<<<<

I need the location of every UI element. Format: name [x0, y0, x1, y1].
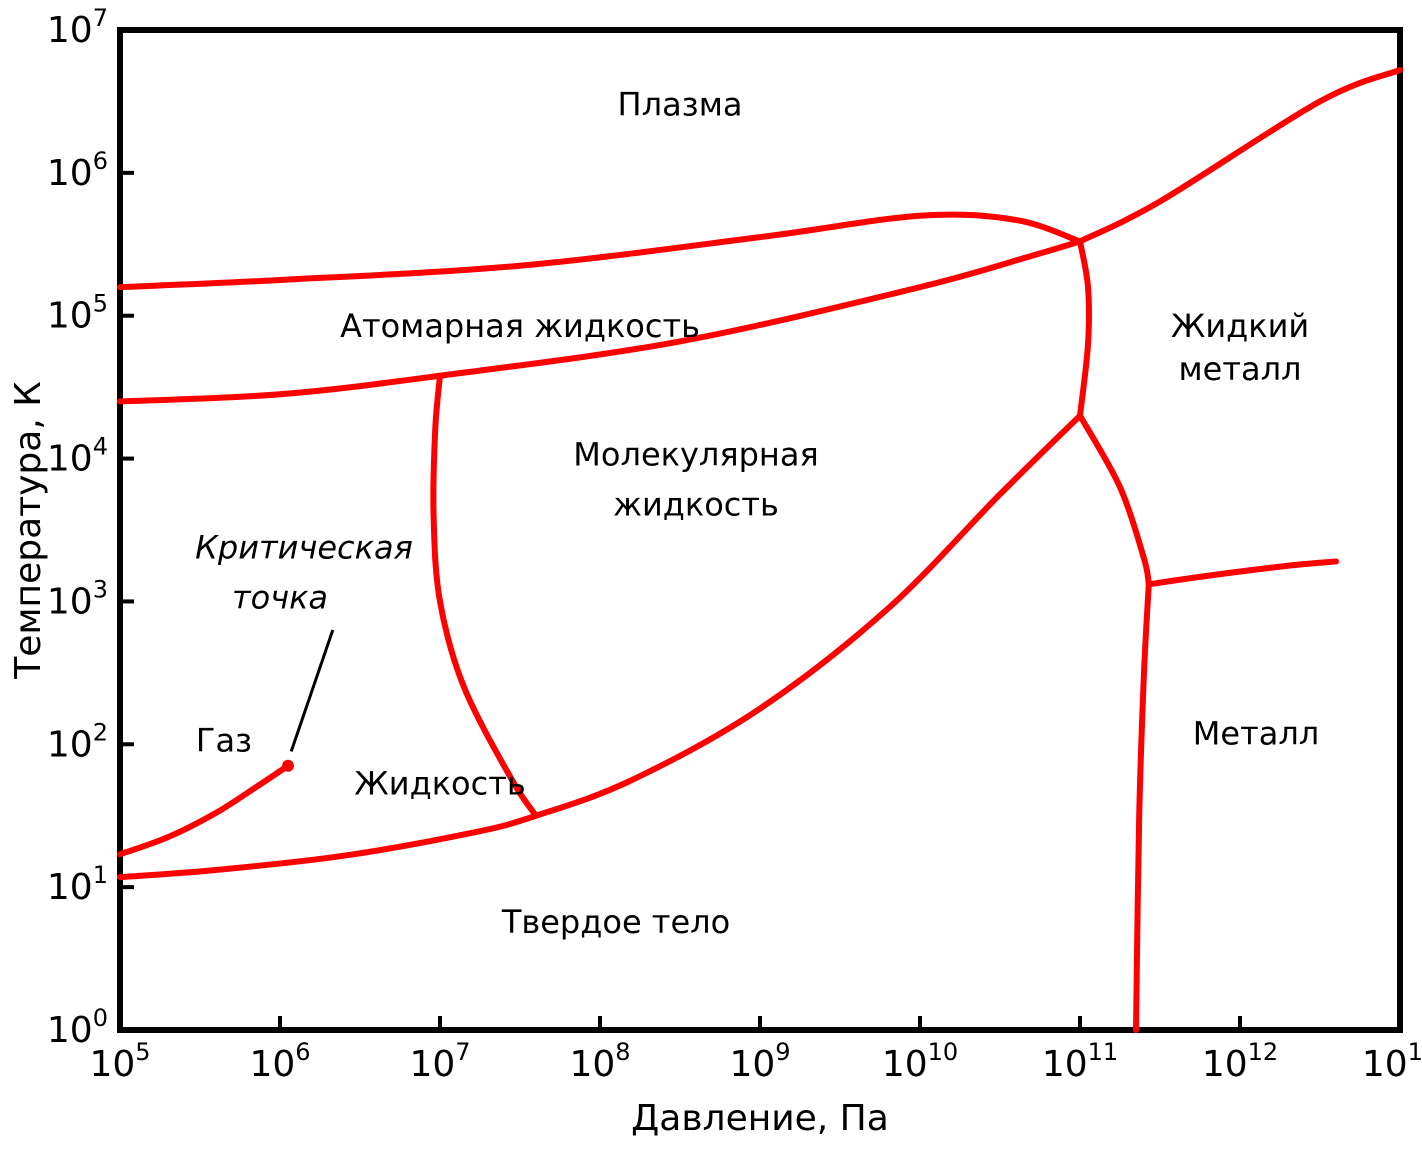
region-label-liquid_metal2: металл	[1179, 350, 1302, 388]
x-tick-label: 108	[569, 1038, 630, 1085]
y-axis-label: Температура, К	[8, 381, 49, 680]
boundary-solid-top-curve	[120, 416, 1080, 877]
region-label-liquid: Жидкость	[354, 764, 525, 802]
phase-diagram: 1051061071081091010101110121013100101102…	[0, 0, 1422, 1163]
y-tick-label: 104	[47, 433, 108, 480]
boundary-gas-liquid	[120, 766, 288, 855]
region-label-solid: Твердое тело	[501, 903, 730, 941]
y-tick-label: 106	[47, 147, 108, 194]
region-label-plasma: Плазма	[618, 86, 743, 124]
x-tick-label: 1011	[1042, 1038, 1118, 1085]
x-tick-label: 1010	[882, 1038, 958, 1085]
x-tick-label: 106	[249, 1038, 310, 1085]
x-tick-label: 1012	[1202, 1038, 1278, 1085]
y-tick-label: 101	[47, 861, 108, 908]
boundary-plasma-lower-arc	[120, 215, 1080, 288]
boundary-liquidmetal-metal-boundary	[1149, 561, 1336, 584]
region-label-crit1: Критическая	[195, 529, 413, 567]
x-tick-label: 105	[89, 1038, 150, 1085]
y-tick-label: 107	[47, 4, 108, 51]
critical-point-callout	[291, 630, 333, 751]
boundary-triple-to-metal-junction	[1080, 416, 1149, 585]
region-label-metal: Металл	[1193, 714, 1319, 752]
region-label-gas: Газ	[196, 721, 252, 759]
region-label-mol_liquid1: Молекулярная	[573, 436, 818, 474]
critical-point	[282, 760, 294, 772]
boundary-molecular-left-arc	[433, 376, 536, 816]
x-axis-label: Давление, Па	[631, 1098, 889, 1139]
region-label-liquid_metal1: Жидкий	[1171, 307, 1309, 345]
x-tick-label: 109	[729, 1038, 790, 1085]
diagram-svg: 1051061071081091010101110121013100101102…	[0, 0, 1422, 1163]
region-label-mol_liquid2: жидкость	[613, 486, 779, 524]
boundary-metal-solid-vertical	[1136, 584, 1149, 1030]
y-tick-label: 102	[47, 718, 108, 765]
y-tick-label: 103	[47, 575, 108, 622]
boundary-molecular-to-triple	[1080, 241, 1089, 415]
boundary-plasma-upper-right	[1080, 70, 1400, 241]
region-label-crit2: точка	[232, 579, 328, 617]
x-tick-label: 1013	[1362, 1038, 1422, 1085]
y-tick-label: 105	[47, 290, 108, 337]
x-tick-label: 107	[409, 1038, 470, 1085]
region-label-atomic_liquid: Атомарная жидкость	[340, 307, 700, 345]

>>>>

(Exercise prompt) Can you reproduce all the entries above again, line for line and character for character, but without the picture line?

(Output below)
I need the location of every UI element. Format: name [x0, y0, x1, y1].
region-label-liquid_metal2: металл	[1179, 350, 1302, 388]
x-tick-label: 108	[569, 1038, 630, 1085]
y-axis-label: Температура, К	[8, 381, 49, 680]
boundary-solid-top-curve	[120, 416, 1080, 877]
region-label-liquid: Жидкость	[354, 764, 525, 802]
phase-diagram: 1051061071081091010101110121013100101102…	[0, 0, 1422, 1163]
y-tick-label: 104	[47, 433, 108, 480]
boundary-gas-liquid	[120, 766, 288, 855]
region-label-solid: Твердое тело	[501, 903, 730, 941]
y-tick-label: 106	[47, 147, 108, 194]
region-label-plasma: Плазма	[618, 86, 743, 124]
x-tick-label: 1011	[1042, 1038, 1118, 1085]
x-tick-label: 1010	[882, 1038, 958, 1085]
x-tick-label: 106	[249, 1038, 310, 1085]
x-tick-label: 1012	[1202, 1038, 1278, 1085]
y-tick-label: 101	[47, 861, 108, 908]
boundary-plasma-lower-arc	[120, 215, 1080, 288]
boundary-liquidmetal-metal-boundary	[1149, 561, 1336, 584]
region-label-crit1: Критическая	[195, 529, 413, 567]
x-tick-label: 105	[89, 1038, 150, 1085]
y-tick-label: 107	[47, 4, 108, 51]
critical-point-callout	[291, 630, 333, 751]
boundary-triple-to-metal-junction	[1080, 416, 1149, 585]
region-label-metal: Металл	[1193, 714, 1319, 752]
region-label-gas: Газ	[196, 721, 252, 759]
region-label-mol_liquid1: Молекулярная	[573, 436, 818, 474]
critical-point	[282, 760, 294, 772]
boundary-molecular-left-arc	[433, 376, 536, 816]
x-axis-label: Давление, Па	[631, 1098, 889, 1139]
region-label-liquid_metal1: Жидкий	[1171, 307, 1309, 345]
x-tick-label: 109	[729, 1038, 790, 1085]
diagram-svg: 1051061071081091010101110121013100101102…	[0, 0, 1422, 1163]
region-label-mol_liquid2: жидкость	[613, 486, 779, 524]
boundary-metal-solid-vertical	[1136, 584, 1149, 1030]
y-tick-label: 102	[47, 718, 108, 765]
y-tick-label: 103	[47, 575, 108, 622]
boundary-molecular-to-triple	[1080, 241, 1089, 415]
boundary-plasma-upper-right	[1080, 70, 1400, 241]
region-label-crit2: точка	[232, 579, 328, 617]
x-tick-label: 1013	[1362, 1038, 1422, 1085]
y-tick-label: 105	[47, 290, 108, 337]
x-tick-label: 107	[409, 1038, 470, 1085]
region-label-atomic_liquid: Атомарная жидкость	[340, 307, 700, 345]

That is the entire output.